**Job:**
Every record should be written out exactly, with the pictures left out.

[Dataset records]
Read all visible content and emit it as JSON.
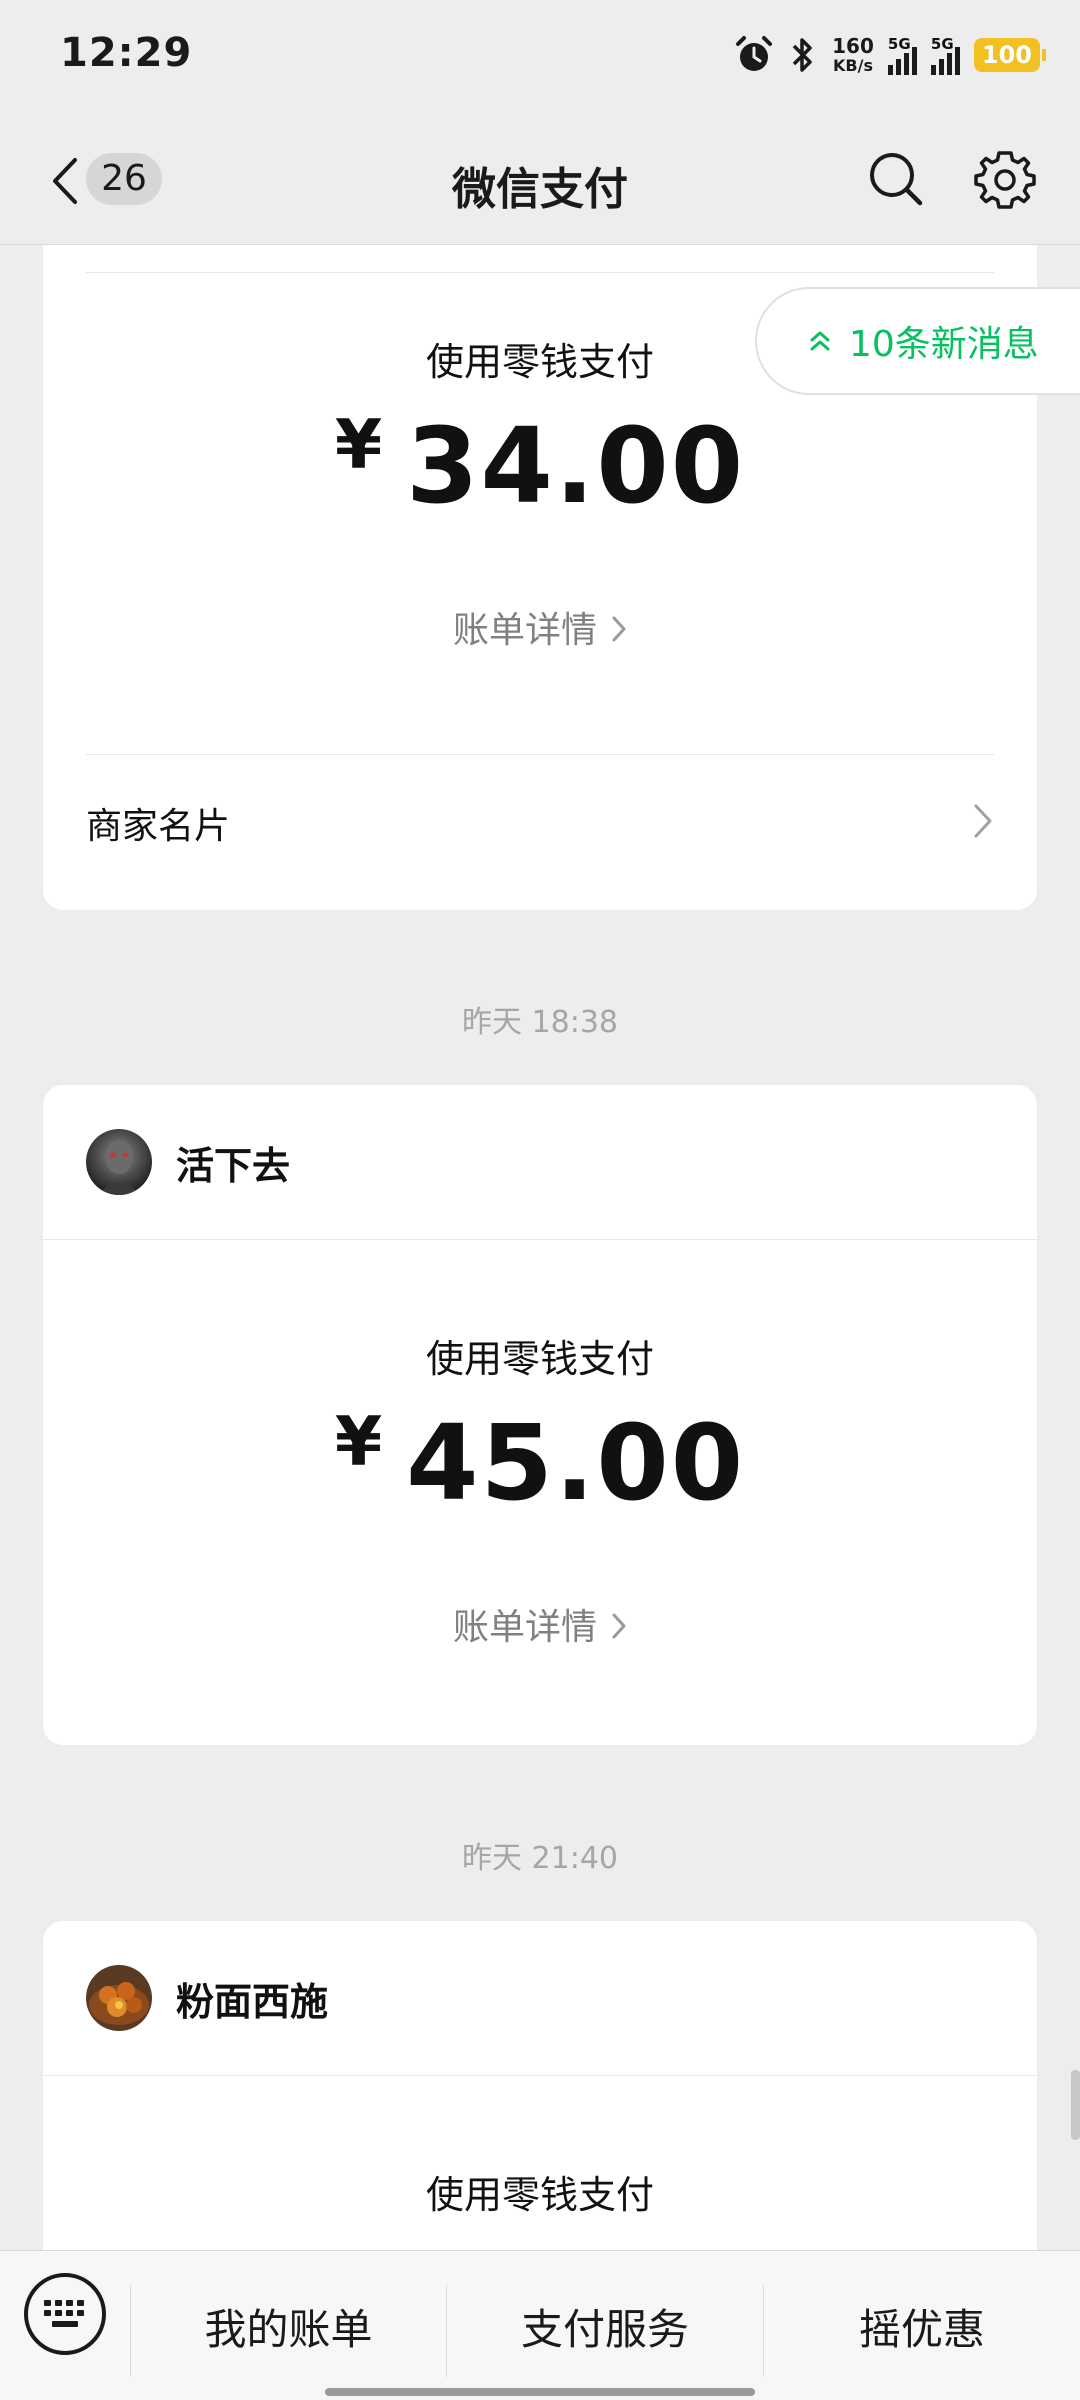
{
  "status_bar": {
    "time": "12:29",
    "net_speed_value": "160",
    "net_speed_unit": "KB/s",
    "sim1": "5G",
    "sim2": "5G",
    "battery": "100"
  },
  "nav": {
    "unread_count": "26",
    "title": "微信支付"
  },
  "new_messages": "10条新消息",
  "payments": [
    {
      "method": "使用零钱支付",
      "currency": "¥",
      "amount": "34.00",
      "detail_label": "账单详情",
      "merchant_card_label": "商家名片"
    },
    {
      "timestamp": "昨天 18:38",
      "merchant": "活下去",
      "method": "使用零钱支付",
      "currency": "¥",
      "amount": "45.00",
      "detail_label": "账单详情"
    },
    {
      "timestamp": "昨天 21:40",
      "merchant": "粉面西施",
      "method": "使用零钱支付"
    }
  ],
  "bottom_menu": {
    "items": [
      "我的账单",
      "支付服务",
      "摇优惠"
    ]
  },
  "colors": {
    "accent": "#07c160",
    "background": "#ededed",
    "battery": "#f3c021"
  }
}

**Full answer:**
Read all visible content and emit it as JSON.
{
  "status_bar": {
    "time": "12:29",
    "net_speed_value": "160",
    "net_speed_unit": "KB/s",
    "sim1": "5G",
    "sim2": "5G",
    "battery": "100"
  },
  "nav": {
    "unread_count": "26",
    "title": "微信支付"
  },
  "new_messages": "10条新消息",
  "payments": [
    {
      "method": "使用零钱支付",
      "currency": "¥",
      "amount": "34.00",
      "detail_label": "账单详情",
      "merchant_card_label": "商家名片"
    },
    {
      "timestamp": "昨天 18:38",
      "merchant": "活下去",
      "method": "使用零钱支付",
      "currency": "¥",
      "amount": "45.00",
      "detail_label": "账单详情"
    },
    {
      "timestamp": "昨天 21:40",
      "merchant": "粉面西施",
      "method": "使用零钱支付"
    }
  ],
  "bottom_menu": {
    "items": [
      "我的账单",
      "支付服务",
      "摇优惠"
    ]
  },
  "colors": {
    "accent": "#07c160",
    "background": "#ededed",
    "battery": "#f3c021"
  }
}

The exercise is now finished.